* Aim *
Return a copy of every line in the records that includes the word "name".

[Begin]

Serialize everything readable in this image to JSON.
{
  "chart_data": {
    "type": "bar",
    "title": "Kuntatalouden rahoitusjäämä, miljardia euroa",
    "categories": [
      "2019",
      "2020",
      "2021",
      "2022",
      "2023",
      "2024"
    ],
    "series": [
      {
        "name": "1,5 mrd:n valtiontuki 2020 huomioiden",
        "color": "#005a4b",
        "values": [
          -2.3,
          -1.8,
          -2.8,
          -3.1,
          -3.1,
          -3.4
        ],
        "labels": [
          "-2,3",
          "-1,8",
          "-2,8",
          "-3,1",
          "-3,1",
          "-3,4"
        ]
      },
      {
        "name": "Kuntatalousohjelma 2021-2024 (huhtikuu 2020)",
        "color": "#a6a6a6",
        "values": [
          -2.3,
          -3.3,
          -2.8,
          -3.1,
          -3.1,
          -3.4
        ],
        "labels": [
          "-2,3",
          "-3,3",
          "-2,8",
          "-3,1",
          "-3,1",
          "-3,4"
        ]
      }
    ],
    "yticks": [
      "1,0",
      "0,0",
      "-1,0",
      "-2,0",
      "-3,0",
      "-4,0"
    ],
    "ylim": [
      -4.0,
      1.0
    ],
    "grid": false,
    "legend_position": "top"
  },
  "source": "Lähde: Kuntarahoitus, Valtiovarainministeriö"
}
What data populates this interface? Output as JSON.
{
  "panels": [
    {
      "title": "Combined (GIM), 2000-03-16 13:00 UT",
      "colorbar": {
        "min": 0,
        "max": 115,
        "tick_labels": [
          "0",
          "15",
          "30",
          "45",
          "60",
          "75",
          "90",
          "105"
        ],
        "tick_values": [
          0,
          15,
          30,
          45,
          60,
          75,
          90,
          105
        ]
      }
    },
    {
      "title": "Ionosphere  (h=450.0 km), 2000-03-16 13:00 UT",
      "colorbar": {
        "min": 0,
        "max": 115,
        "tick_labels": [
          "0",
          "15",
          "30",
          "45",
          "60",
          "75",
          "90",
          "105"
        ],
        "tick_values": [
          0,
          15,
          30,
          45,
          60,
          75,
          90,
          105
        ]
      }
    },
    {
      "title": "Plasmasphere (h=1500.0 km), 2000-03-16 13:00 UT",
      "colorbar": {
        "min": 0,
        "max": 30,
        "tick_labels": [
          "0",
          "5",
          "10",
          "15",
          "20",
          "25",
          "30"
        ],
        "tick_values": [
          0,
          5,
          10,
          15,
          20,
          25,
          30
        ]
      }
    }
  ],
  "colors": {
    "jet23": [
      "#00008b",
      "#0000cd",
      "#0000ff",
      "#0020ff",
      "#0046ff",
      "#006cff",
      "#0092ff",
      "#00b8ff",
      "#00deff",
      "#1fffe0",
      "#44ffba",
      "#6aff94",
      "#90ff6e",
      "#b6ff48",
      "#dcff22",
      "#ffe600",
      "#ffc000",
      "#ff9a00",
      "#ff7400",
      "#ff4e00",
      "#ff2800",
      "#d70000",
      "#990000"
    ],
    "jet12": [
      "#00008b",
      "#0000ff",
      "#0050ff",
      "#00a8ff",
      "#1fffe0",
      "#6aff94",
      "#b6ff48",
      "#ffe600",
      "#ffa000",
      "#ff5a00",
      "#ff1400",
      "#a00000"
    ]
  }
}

[End]

* Output of the task *
        "name": "1,5 mrd:n valtiontuki 2020 huomioiden",
        "name": "Kuntatalousohjelma 2021-2024 (huhtikuu 2020)",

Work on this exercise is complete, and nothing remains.